• Entries shown
+ + + + +

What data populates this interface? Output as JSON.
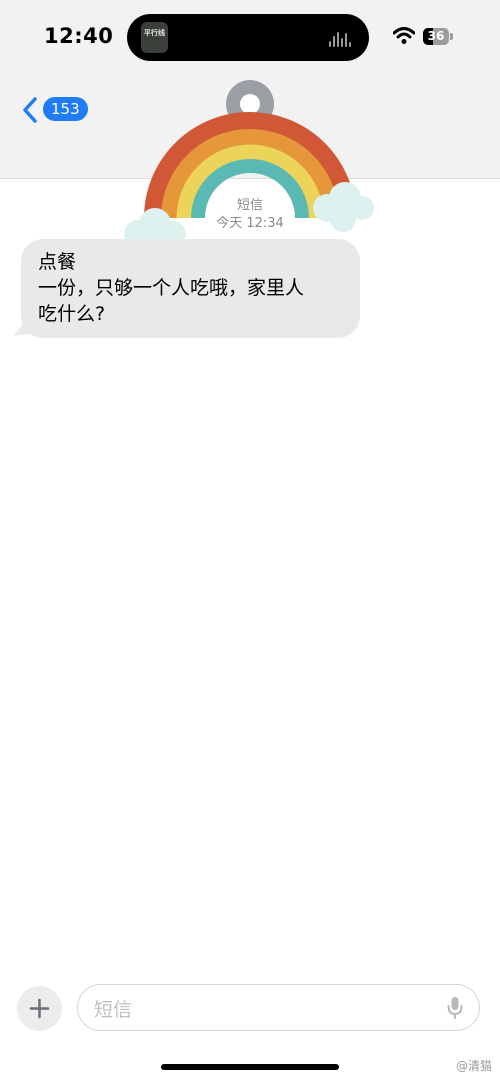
{
  "status_bar": {
    "time": "12:40",
    "battery_level": "36",
    "album_text": "平行线"
  },
  "nav": {
    "unread_count": "153"
  },
  "conversation": {
    "sender": "短信",
    "timestamp": "今天 12:34",
    "message_lines": [
      "点餐",
      "一份，只够一个人吃哦，家里人",
      "吃什么?"
    ]
  },
  "composer": {
    "placeholder": "短信"
  },
  "watermark": "@清猫",
  "colors": {
    "accent": "#1f7cf5",
    "bubble": "#e9e9eb",
    "header_bg": "#f2f2f3",
    "secondary_text": "#8a8a8e"
  },
  "icons": [
    "wifi-icon",
    "battery-icon",
    "chevron-left-icon",
    "rainbow-sticker",
    "plus-icon",
    "mic-icon"
  ]
}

+ + + + +

• Do this
Write the material out again exactly as it appears, dropping the pictures.

• Answer in full
What data populates this interface? Output as JSON.
{
  "status_bar": {
    "time": "12:40",
    "battery_level": "36",
    "album_text": "平行线"
  },
  "nav": {
    "unread_count": "153"
  },
  "conversation": {
    "sender": "短信",
    "timestamp": "今天 12:34",
    "message_lines": [
      "点餐",
      "一份，只够一个人吃哦，家里人",
      "吃什么?"
    ]
  },
  "composer": {
    "placeholder": "短信"
  },
  "watermark": "@清猫",
  "colors": {
    "accent": "#1f7cf5",
    "bubble": "#e9e9eb",
    "header_bg": "#f2f2f3",
    "secondary_text": "#8a8a8e"
  },
  "icons": [
    "wifi-icon",
    "battery-icon",
    "chevron-left-icon",
    "rainbow-sticker",
    "plus-icon",
    "mic-icon"
  ]
}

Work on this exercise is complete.